→ **SET EXERCISE**: All lines below must be repeated exactly, with the pictures omitted.

→ **SOURCE MATERIAL**:
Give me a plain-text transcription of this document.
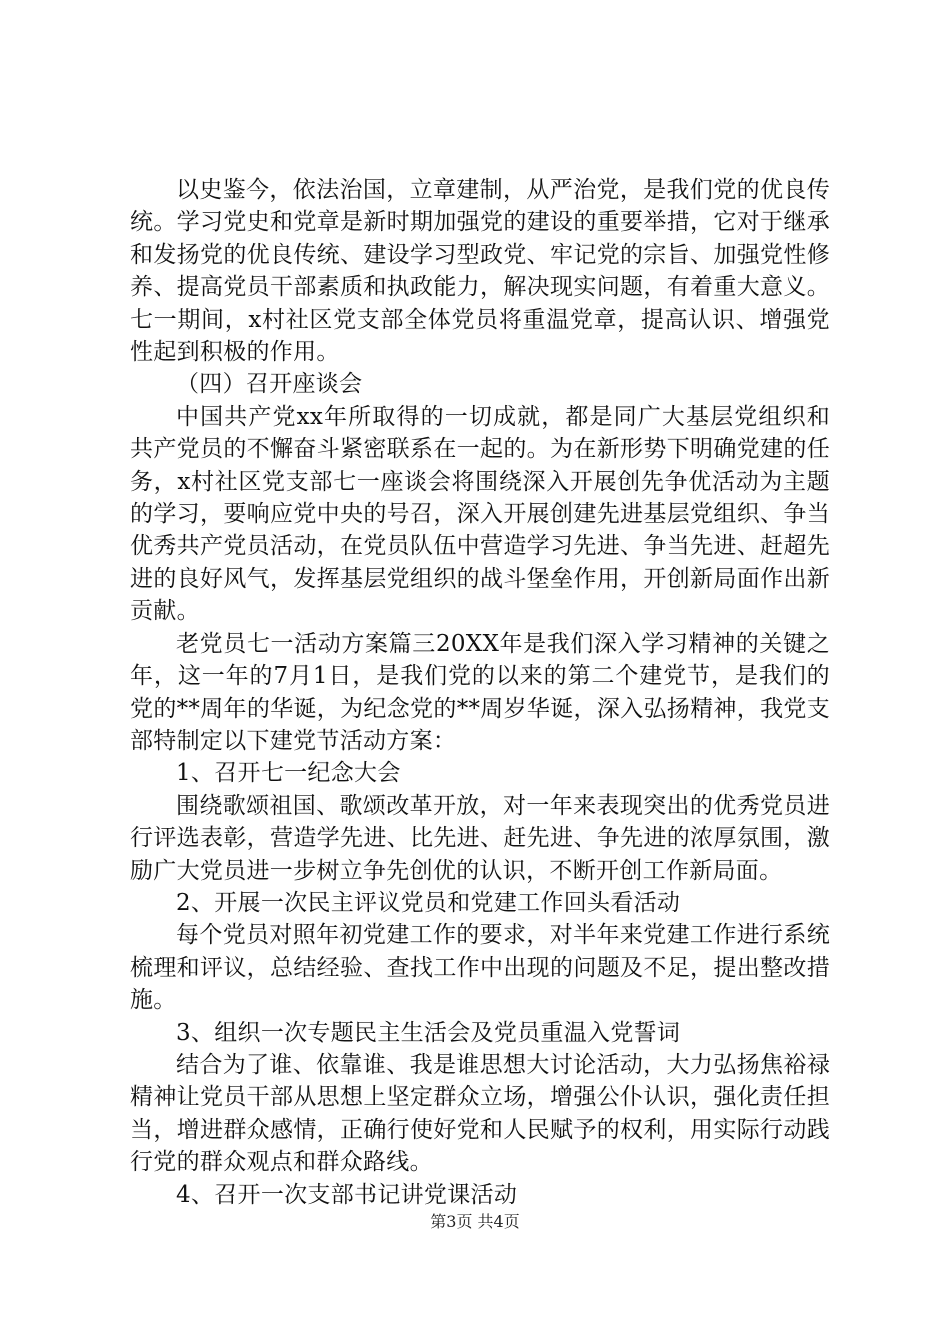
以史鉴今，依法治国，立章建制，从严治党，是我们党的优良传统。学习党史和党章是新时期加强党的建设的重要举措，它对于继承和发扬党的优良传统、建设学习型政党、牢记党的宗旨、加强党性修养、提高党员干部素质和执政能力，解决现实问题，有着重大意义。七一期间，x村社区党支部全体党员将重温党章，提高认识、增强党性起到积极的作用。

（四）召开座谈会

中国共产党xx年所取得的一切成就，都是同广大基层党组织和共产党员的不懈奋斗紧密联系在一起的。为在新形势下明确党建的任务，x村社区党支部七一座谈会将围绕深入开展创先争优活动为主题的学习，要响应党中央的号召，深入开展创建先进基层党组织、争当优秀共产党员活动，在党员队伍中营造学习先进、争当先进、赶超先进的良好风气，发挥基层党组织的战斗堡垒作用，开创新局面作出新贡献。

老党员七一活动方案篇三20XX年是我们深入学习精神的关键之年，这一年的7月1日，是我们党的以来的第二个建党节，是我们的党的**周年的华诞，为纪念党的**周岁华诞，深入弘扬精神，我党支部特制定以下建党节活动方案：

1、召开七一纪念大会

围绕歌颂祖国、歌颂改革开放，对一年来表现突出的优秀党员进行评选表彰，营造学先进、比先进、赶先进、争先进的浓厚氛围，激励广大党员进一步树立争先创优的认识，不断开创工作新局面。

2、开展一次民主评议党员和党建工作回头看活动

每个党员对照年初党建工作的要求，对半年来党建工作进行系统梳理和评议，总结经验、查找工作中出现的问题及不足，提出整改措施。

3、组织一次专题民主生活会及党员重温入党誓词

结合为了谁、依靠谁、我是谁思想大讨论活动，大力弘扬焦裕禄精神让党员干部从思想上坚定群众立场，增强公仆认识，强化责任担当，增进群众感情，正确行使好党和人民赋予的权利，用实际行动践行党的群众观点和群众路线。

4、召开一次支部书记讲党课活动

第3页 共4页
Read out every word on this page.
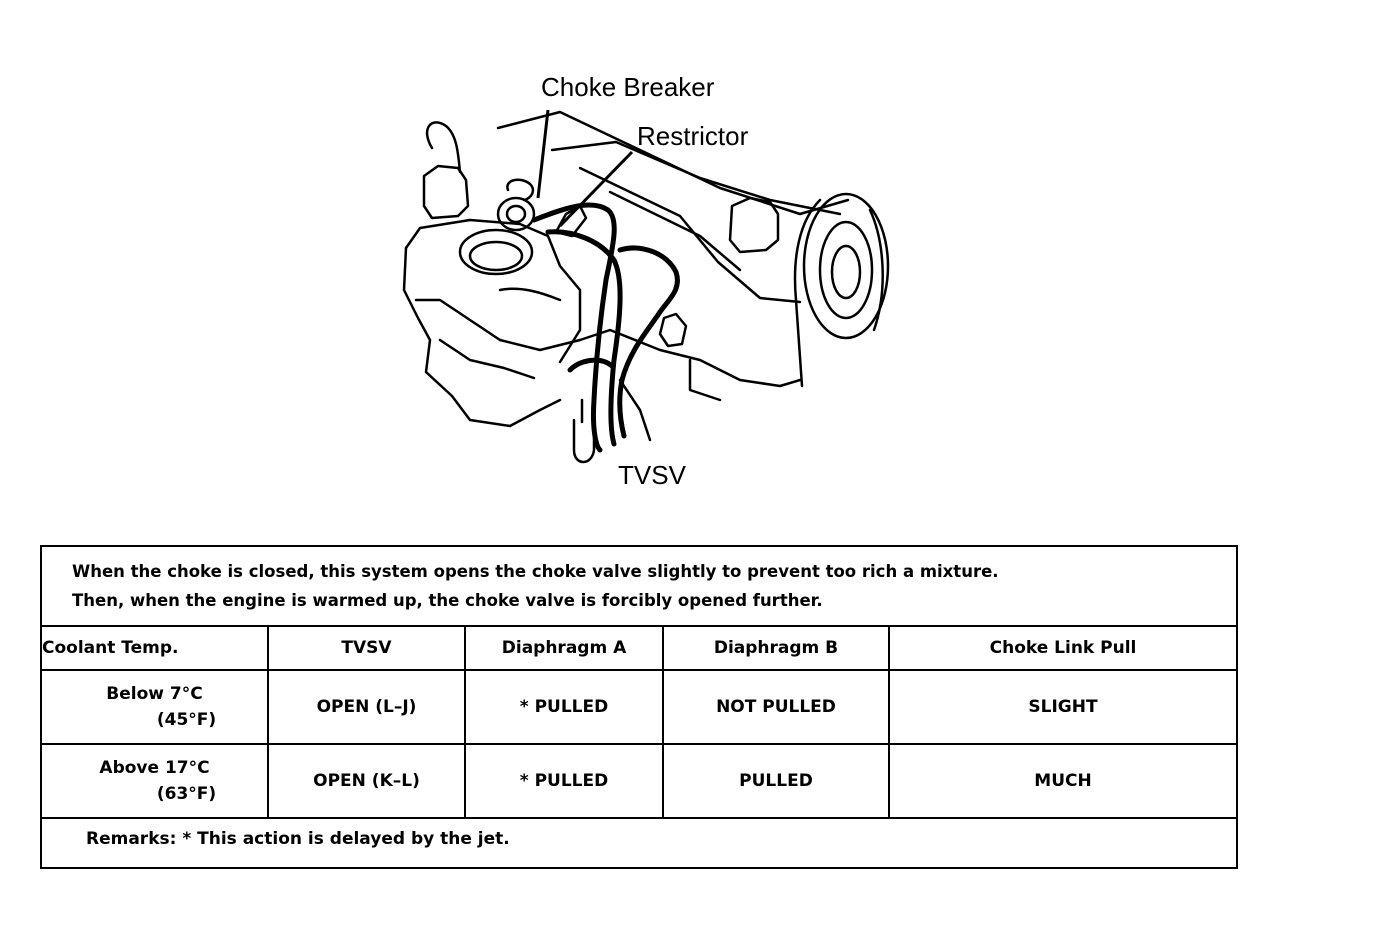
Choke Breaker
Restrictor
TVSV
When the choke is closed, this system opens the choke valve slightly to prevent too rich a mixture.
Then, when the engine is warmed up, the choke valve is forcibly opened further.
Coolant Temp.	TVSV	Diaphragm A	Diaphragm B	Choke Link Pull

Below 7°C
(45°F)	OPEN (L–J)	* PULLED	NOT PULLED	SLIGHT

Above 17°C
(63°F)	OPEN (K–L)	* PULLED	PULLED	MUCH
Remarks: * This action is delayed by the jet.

→ **RESPONSE BELOW**:
Give me a plain-text transcription of this document.
以史鉴今，依法治国，立章建制，从严治党，是我们党的优良传统。学习党史和党章是新时期加强党的建设的重要举措，它对于继承和发扬党的优良传统、建设学习型政党、牢记党的宗旨、加强党性修养、提高党员干部素质和执政能力，解决现实问题，有着重大意义。七一期间，x村社区党支部全体党员将重温党章，提高认识、增强党性起到积极的作用。

（四）召开座谈会

中国共产党xx年所取得的一切成就，都是同广大基层党组织和共产党员的不懈奋斗紧密联系在一起的。为在新形势下明确党建的任务，x村社区党支部七一座谈会将围绕深入开展创先争优活动为主题的学习，要响应党中央的号召，深入开展创建先进基层党组织、争当优秀共产党员活动，在党员队伍中营造学习先进、争当先进、赶超先进的良好风气，发挥基层党组织的战斗堡垒作用，开创新局面作出新贡献。

老党员七一活动方案篇三20XX年是我们深入学习精神的关键之年，这一年的7月1日，是我们党的以来的第二个建党节，是我们的党的**周年的华诞，为纪念党的**周岁华诞，深入弘扬精神，我党支部特制定以下建党节活动方案：

1、召开七一纪念大会

围绕歌颂祖国、歌颂改革开放，对一年来表现突出的优秀党员进行评选表彰，营造学先进、比先进、赶先进、争先进的浓厚氛围，激励广大党员进一步树立争先创优的认识，不断开创工作新局面。

2、开展一次民主评议党员和党建工作回头看活动

每个党员对照年初党建工作的要求，对半年来党建工作进行系统梳理和评议，总结经验、查找工作中出现的问题及不足，提出整改措施。

3、组织一次专题民主生活会及党员重温入党誓词

结合为了谁、依靠谁、我是谁思想大讨论活动，大力弘扬焦裕禄精神让党员干部从思想上坚定群众立场，增强公仆认识，强化责任担当，增进群众感情，正确行使好党和人民赋予的权利，用实际行动践行党的群众观点和群众路线。

4、召开一次支部书记讲党课活动

第3页 共4页
Read out every word on this page.
Choke Breaker
Restrictor
TVSV
When the choke is closed, this system opens the choke valve slightly to prevent too rich a mixture.
Then, when the engine is warmed up, the choke valve is forcibly opened further.
Coolant Temp.	TVSV	Diaphragm A	Diaphragm B	Choke Link Pull

Below 7°C
(45°F)	OPEN (L–J)	* PULLED	NOT PULLED	SLIGHT

Above 17°C
(63°F)	OPEN (K–L)	* PULLED	PULLED	MUCH
Remarks: * This action is delayed by the jet.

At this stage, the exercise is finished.